## Text to read
»»

Now 85, Ashcraft retired some years ago as events and facilities coordinator at the University of Arizona.
“At the time, movie and entertainment people would only stay in a union hotel,” Ashcraft said. “That’s why they stayed at the Santa Rita. It was the only union house in town.
“Over the years, all the movie people, musicians from the big band era and other entertainers stayed there.
“The Santa Rita had really gone after the (movie) company. Nick Hall had been the manager, but he transferred to California. Harold Ashton and Jack Goodman, 50-50 partners in the hotel, offered the job to me.”
Ashcraft took the baton and won the race.
“When we were successful in getting ‘Lilies of the Field,’ I took the producer-director, Ralph Nelson, to see what he thought of this location I had found,” Ashcraft said.
“It was about a mile from where I lived, just off Sabino Canyon and Cloud Road. There was an old estate-type structure on the property, pretty well run down, and I knew the guy who was part owner. He made arrangements for Nelson to use that property as the location.”
Poitier plays a black, ex-GI handyman who stops at a dusty, desert mission to ask for water for his station-wagon’s radiator, and is recruited by a group of nuns to build a chapel – or, in the dialect of the domineering German mother superior (played by Lilia Skala), a “shapel.”
Nagged and tricked throughout the process by the mother superior, Poitier, as Homer Smith, finds within himself the strength and ability to build the chapel.
“The interesting thing about ‘Lilies’ is it was a very cheaply produced movie,” Ashcraft said. “Almost all of the artists and others involved, took a pay cut to make it.”
In fact, Poitier took no salary at all. He took a percentage, instead, and hit the jackpot.

««

## Challenges
(1) In the Ashcraft excerpt, list every person named other than Ashcraft, leaving out the film character Homer Smith.
(2) According to the Ashcraft excerpt, why did movie and entertainment people stay at the Santa Rita?
(3) Write out the Ashcraft excerpt word for word, from "Poitier plays a" up to and including "build the chapel.".

## Record set
»»

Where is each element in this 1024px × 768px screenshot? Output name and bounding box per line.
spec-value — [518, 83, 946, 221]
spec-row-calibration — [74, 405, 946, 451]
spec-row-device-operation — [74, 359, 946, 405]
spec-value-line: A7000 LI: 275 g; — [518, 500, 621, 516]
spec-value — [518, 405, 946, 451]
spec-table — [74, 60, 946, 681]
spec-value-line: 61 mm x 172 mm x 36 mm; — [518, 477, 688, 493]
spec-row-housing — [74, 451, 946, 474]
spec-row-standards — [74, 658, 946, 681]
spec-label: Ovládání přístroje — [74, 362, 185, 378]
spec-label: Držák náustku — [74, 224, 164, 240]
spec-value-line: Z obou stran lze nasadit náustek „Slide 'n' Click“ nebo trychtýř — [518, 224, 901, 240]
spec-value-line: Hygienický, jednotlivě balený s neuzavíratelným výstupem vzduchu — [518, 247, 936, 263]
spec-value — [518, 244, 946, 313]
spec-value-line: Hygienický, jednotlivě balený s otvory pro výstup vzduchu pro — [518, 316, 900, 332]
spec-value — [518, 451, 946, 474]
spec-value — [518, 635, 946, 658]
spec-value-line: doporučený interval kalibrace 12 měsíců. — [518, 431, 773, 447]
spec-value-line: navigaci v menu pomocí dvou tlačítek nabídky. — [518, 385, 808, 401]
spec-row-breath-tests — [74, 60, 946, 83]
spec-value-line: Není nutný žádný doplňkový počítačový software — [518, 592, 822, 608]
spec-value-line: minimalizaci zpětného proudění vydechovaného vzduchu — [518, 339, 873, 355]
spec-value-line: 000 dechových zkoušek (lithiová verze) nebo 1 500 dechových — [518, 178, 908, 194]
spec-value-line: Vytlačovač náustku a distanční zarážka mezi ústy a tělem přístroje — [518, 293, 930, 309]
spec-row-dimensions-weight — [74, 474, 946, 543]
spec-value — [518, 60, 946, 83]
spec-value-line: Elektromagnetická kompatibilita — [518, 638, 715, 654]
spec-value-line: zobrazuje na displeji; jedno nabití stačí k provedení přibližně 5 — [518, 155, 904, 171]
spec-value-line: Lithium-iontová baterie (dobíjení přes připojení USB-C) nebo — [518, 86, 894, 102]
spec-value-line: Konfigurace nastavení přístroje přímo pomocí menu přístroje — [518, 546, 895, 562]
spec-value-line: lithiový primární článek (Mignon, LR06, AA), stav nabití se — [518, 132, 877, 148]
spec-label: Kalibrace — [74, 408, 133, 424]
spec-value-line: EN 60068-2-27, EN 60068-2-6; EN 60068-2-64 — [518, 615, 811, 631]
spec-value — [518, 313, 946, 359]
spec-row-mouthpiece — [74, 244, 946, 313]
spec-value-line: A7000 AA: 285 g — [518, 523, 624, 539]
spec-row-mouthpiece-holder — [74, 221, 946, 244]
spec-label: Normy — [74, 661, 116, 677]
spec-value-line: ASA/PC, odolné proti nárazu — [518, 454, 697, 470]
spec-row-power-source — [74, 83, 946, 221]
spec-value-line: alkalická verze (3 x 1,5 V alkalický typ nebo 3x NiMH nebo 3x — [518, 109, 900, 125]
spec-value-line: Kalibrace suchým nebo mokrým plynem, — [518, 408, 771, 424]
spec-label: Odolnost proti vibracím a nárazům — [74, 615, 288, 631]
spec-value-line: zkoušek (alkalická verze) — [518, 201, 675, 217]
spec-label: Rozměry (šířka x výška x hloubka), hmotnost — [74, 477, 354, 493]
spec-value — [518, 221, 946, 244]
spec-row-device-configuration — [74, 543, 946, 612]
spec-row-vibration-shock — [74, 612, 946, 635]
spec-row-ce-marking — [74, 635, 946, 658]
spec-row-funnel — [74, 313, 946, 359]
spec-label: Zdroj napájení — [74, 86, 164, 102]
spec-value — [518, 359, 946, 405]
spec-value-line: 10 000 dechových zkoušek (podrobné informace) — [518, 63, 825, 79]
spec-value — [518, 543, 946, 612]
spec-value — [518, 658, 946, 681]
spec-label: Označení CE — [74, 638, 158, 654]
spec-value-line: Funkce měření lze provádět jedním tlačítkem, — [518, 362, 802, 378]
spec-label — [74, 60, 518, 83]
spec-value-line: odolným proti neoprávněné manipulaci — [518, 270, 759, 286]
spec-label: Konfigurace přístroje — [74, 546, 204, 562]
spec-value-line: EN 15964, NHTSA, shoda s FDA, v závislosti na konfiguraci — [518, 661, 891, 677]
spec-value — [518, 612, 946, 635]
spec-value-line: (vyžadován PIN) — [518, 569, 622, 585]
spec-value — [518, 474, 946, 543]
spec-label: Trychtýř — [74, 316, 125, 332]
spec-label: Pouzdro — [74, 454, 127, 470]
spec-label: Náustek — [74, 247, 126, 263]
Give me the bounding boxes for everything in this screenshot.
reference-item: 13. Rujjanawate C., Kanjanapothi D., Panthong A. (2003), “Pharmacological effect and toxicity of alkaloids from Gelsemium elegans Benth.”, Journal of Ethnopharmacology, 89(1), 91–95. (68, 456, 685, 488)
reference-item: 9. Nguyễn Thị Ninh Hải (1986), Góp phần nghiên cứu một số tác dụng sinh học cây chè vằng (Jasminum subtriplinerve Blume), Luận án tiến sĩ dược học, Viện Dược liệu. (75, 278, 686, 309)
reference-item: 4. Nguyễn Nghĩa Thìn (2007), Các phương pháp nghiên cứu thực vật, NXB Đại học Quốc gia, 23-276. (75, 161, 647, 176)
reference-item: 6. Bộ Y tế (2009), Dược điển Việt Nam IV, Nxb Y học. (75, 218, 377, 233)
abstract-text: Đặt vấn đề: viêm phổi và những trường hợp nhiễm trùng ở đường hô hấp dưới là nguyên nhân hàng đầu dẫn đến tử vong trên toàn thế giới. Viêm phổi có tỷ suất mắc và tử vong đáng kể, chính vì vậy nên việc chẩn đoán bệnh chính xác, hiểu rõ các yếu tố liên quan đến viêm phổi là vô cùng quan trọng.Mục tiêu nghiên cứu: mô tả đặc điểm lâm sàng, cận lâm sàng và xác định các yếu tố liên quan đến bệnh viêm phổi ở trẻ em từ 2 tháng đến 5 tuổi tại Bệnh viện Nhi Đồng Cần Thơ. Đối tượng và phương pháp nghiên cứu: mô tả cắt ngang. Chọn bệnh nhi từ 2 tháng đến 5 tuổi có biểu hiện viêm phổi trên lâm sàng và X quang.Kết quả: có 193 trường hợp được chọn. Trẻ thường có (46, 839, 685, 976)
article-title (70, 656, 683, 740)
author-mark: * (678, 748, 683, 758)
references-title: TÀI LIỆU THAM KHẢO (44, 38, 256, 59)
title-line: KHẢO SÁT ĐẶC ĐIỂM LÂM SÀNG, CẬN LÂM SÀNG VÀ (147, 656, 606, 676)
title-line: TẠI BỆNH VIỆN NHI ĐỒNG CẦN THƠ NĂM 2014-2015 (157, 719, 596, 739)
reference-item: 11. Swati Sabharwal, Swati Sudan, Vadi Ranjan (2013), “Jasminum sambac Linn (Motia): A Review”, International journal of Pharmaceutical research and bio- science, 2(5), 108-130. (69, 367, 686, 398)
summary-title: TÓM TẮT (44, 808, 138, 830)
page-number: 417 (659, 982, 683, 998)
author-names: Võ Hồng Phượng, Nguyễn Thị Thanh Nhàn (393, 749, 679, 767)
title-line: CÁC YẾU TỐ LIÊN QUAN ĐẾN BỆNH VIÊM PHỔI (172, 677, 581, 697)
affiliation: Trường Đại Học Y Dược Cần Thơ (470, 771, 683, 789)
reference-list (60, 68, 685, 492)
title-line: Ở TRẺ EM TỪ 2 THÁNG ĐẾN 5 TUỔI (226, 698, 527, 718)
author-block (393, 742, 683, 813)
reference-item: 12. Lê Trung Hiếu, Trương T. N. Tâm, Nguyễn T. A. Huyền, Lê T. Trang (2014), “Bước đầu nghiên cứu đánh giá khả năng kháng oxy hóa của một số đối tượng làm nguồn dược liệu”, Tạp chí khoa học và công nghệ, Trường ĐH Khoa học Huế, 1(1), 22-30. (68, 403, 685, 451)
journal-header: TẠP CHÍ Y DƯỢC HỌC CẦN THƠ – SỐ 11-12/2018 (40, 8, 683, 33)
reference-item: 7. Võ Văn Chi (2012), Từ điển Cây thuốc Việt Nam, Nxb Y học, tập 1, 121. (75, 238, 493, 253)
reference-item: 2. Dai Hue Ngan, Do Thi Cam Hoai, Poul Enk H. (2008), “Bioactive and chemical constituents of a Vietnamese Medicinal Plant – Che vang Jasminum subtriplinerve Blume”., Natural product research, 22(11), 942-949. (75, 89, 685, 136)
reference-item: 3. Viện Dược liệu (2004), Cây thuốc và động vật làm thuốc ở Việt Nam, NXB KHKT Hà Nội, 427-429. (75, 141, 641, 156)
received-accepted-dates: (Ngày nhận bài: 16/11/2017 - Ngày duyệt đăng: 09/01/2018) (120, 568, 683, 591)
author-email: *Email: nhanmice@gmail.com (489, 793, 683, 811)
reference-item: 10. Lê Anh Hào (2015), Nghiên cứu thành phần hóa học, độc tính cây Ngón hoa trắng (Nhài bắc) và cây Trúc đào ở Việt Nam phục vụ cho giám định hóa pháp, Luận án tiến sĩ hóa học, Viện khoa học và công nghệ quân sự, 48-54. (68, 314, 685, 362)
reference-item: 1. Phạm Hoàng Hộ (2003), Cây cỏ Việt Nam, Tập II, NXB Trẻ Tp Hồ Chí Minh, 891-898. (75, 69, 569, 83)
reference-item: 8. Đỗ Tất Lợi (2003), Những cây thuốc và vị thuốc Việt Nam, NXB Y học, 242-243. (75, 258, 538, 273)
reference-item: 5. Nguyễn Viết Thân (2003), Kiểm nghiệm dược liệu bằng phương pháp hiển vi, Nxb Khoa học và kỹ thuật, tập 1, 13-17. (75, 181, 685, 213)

««

## Answers to each task
(1)
Nick Hall
Harold Ashton
Jack Goodman
Ralph Nelson
Poitier
Lilia Skala

(2) At the time, movie and entertainment people would only stay in a union hotel. The Santa Rita was the only union house in town.

(3)
Poitier plays a black, ex-GI handyman who stops at a dusty, desert mission to ask for water for his station-wagon’s radiator, and is recruited by a group of nuns to build a chapel – or, in the dialect of the domineering German mother superior (played by Lilia Skala), a “shapel.”
Nagged and tricked throughout the process by the mother superior, Poitier, as Homer Smith, finds within himself the strength and ability to build the chapel.